__PROBLEM__: Work through the entries below and report how many lines include "CORRELATION". The number alone is the answer.

__AVAILABLE DATA__:
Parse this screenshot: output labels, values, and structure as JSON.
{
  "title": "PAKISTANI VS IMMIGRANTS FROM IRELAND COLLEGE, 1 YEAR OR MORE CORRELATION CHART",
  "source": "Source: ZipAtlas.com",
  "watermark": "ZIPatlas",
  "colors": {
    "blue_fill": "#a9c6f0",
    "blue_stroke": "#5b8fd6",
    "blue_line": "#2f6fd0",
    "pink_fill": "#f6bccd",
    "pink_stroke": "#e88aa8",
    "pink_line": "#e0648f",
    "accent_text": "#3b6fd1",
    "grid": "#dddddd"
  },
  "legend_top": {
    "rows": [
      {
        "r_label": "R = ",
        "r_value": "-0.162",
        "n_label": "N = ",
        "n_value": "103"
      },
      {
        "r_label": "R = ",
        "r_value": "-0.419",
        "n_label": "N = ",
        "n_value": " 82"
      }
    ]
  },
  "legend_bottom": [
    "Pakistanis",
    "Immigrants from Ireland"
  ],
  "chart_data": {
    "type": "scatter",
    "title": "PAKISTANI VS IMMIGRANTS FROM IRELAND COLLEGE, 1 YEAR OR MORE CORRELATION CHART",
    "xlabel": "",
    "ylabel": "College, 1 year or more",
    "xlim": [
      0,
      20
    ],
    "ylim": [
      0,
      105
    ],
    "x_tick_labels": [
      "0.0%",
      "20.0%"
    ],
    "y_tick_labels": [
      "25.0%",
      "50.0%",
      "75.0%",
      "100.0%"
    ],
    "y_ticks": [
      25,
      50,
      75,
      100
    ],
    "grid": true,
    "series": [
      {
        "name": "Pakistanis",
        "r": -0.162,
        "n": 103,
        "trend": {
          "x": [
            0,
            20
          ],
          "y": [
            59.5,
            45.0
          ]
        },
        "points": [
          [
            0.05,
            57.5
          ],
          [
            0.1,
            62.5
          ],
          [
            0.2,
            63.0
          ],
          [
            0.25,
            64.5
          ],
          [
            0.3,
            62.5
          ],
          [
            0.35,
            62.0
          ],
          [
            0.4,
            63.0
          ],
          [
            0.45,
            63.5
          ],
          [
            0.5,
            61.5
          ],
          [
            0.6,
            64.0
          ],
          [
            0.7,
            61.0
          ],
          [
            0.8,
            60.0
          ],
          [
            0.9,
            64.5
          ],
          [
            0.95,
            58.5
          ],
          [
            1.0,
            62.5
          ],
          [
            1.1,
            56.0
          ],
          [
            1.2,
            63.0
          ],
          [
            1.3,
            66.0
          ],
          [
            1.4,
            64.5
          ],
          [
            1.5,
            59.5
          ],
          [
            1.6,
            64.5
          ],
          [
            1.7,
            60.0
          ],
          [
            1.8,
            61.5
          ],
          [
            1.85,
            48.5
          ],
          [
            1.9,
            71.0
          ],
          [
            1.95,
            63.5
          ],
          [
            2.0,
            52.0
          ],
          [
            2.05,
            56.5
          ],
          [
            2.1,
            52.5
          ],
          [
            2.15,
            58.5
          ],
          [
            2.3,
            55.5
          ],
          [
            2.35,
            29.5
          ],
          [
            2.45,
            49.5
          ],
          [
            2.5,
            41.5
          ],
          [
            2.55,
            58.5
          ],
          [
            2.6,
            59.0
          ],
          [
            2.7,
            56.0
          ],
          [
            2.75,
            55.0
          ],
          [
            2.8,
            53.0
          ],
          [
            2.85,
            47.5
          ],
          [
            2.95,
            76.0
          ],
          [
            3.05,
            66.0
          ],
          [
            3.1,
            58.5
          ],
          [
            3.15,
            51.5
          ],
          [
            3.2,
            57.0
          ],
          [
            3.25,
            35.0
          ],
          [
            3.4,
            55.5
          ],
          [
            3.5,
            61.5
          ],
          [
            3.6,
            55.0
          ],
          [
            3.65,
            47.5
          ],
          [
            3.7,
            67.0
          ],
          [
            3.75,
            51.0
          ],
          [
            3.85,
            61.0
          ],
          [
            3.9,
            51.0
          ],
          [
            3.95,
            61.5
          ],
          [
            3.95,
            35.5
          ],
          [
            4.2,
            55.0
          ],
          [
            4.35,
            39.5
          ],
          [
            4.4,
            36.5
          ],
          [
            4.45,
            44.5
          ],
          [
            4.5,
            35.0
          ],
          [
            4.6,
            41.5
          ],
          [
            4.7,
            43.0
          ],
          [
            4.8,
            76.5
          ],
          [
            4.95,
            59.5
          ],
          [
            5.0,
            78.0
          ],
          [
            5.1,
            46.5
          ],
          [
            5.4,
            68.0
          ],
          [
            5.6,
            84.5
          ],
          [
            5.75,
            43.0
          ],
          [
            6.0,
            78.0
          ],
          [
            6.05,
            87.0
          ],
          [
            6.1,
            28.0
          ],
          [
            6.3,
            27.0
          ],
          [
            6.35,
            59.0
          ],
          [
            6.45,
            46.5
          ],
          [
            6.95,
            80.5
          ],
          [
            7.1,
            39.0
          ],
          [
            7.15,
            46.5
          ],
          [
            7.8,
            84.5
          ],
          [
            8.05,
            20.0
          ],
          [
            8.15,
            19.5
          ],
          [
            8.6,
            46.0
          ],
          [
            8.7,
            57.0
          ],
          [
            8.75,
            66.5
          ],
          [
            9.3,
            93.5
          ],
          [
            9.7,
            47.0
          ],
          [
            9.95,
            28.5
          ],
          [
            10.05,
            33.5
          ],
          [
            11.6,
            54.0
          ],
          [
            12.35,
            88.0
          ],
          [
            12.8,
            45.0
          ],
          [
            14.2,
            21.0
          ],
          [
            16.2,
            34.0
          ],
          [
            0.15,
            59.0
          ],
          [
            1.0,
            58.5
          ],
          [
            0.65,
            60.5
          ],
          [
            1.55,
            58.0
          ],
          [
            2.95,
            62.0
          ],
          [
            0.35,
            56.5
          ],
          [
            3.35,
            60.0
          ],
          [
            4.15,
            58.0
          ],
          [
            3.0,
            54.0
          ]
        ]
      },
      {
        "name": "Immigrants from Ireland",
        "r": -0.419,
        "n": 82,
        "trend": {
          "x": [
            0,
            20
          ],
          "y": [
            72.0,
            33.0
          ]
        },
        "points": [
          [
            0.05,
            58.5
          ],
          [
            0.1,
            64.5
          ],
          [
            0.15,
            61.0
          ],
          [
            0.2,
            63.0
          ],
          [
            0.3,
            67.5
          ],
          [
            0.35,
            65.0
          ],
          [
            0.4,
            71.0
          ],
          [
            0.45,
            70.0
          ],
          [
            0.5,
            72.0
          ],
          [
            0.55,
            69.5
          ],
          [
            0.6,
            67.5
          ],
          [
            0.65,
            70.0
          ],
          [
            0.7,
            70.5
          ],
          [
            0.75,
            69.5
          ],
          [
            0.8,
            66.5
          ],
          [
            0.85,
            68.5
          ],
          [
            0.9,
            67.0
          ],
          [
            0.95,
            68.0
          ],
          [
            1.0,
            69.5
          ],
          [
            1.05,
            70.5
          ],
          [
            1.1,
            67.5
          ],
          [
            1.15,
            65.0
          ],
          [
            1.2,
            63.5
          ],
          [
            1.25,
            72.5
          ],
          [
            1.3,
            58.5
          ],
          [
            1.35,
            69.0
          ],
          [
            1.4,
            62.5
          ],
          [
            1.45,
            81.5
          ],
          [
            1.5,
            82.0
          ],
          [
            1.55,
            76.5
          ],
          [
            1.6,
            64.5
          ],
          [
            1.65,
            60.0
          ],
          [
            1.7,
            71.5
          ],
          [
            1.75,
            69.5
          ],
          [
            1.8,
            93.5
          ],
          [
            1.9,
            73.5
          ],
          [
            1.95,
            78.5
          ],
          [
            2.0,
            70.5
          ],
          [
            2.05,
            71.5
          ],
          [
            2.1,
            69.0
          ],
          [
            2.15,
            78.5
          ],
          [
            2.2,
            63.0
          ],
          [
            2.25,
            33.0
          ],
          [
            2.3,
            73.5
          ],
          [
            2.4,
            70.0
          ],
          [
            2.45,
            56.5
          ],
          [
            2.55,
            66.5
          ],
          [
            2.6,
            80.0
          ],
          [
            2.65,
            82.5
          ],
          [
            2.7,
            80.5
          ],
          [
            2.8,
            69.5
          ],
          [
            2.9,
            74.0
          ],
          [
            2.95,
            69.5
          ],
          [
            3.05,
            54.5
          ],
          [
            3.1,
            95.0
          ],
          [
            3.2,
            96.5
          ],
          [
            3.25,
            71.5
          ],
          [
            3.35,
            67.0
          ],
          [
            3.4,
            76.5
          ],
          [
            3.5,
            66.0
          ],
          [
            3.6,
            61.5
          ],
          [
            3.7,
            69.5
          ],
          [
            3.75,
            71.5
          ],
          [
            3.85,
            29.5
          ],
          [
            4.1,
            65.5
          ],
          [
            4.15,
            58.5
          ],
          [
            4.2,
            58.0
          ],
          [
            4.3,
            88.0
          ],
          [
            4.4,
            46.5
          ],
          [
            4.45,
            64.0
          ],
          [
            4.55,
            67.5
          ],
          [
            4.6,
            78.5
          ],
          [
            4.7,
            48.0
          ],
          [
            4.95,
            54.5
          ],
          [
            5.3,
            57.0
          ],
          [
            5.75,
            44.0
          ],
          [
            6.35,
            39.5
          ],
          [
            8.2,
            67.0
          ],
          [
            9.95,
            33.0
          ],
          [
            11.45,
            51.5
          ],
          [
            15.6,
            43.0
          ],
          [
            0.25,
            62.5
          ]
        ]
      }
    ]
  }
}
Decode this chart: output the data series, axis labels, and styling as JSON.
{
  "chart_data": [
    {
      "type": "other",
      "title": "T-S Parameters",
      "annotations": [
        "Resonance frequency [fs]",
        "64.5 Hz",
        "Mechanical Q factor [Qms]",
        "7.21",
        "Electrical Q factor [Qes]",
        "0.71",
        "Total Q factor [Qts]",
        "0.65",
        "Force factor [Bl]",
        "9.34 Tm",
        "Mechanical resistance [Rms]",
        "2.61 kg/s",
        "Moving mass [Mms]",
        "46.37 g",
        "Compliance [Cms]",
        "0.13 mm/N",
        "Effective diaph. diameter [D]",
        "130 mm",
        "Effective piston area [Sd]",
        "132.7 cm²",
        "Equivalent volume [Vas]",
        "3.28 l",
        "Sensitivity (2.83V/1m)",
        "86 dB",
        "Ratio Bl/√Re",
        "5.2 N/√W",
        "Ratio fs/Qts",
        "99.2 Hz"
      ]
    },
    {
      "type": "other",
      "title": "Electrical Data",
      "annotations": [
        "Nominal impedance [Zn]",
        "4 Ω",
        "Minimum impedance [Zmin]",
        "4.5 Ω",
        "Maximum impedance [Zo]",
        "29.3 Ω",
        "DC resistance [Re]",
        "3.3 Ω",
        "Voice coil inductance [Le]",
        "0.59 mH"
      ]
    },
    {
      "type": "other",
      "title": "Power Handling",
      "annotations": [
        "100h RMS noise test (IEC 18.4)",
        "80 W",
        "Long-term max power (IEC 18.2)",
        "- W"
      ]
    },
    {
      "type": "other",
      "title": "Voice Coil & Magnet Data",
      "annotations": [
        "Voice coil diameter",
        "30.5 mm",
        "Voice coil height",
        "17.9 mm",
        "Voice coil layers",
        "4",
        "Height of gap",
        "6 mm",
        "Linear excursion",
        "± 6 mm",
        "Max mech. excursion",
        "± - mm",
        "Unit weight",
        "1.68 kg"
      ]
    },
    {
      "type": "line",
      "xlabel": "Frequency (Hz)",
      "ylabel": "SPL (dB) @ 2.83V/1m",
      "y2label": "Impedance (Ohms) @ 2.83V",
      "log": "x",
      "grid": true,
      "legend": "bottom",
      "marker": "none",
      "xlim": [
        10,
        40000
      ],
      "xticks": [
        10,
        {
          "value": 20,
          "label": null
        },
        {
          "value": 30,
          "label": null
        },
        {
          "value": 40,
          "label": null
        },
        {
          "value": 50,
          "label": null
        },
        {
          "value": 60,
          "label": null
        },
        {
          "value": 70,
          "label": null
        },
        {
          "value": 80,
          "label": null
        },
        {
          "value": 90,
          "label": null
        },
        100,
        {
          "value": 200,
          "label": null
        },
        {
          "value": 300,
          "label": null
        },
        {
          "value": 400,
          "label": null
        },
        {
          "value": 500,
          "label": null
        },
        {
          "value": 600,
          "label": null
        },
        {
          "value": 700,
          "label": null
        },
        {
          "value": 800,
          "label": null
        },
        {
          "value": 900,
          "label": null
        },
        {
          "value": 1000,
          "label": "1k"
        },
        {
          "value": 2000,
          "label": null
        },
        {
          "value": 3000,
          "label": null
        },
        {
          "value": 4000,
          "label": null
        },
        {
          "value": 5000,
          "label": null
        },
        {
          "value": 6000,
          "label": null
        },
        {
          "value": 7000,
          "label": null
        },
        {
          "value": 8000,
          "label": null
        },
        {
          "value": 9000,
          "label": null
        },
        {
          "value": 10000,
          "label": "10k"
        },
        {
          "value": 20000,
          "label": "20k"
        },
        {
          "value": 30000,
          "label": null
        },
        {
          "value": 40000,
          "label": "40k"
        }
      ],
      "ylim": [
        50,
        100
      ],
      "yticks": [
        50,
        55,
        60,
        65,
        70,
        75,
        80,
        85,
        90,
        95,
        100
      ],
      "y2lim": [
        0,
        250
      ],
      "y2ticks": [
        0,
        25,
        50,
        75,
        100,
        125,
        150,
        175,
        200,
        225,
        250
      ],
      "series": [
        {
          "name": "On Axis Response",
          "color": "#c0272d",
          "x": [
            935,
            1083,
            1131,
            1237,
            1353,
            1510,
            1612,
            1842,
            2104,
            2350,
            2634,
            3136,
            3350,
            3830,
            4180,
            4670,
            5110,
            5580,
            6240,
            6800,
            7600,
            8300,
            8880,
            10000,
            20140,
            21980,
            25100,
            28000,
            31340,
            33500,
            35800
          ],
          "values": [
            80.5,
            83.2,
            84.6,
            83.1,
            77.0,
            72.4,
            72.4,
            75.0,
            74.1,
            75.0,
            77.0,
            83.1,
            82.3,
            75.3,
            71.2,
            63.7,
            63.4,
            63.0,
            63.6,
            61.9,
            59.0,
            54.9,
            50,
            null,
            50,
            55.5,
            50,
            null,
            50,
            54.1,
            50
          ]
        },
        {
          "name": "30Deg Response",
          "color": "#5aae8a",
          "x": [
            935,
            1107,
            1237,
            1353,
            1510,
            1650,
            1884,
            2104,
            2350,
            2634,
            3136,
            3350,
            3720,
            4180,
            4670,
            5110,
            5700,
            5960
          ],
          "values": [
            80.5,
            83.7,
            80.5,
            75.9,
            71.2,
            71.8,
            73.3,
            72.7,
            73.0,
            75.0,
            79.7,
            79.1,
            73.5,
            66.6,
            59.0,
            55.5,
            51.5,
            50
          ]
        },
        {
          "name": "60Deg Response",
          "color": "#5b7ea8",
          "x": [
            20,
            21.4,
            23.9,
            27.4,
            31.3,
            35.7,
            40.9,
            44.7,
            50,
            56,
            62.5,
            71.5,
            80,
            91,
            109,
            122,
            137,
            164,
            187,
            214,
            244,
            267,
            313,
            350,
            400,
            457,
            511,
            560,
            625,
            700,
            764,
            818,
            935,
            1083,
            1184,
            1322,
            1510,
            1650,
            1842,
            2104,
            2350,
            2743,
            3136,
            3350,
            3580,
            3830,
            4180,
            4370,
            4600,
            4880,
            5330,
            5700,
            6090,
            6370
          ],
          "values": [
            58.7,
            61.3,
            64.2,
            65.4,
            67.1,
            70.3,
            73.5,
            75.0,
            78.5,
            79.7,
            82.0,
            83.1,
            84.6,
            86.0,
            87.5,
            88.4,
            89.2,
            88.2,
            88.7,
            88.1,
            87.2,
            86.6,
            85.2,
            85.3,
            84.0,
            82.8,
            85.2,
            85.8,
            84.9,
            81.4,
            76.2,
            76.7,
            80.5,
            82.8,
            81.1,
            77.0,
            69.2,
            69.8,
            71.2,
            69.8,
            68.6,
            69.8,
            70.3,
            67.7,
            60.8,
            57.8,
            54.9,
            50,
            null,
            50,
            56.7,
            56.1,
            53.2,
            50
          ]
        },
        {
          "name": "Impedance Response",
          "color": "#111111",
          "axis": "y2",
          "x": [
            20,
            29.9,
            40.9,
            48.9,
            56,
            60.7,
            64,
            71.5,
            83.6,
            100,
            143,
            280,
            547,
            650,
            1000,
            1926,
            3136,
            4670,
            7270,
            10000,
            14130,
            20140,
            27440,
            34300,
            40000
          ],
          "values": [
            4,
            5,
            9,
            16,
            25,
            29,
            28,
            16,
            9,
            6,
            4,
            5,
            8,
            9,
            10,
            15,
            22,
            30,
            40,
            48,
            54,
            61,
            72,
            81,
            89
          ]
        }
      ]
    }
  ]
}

__SOLUTION TO THIS PROBLEM__: 2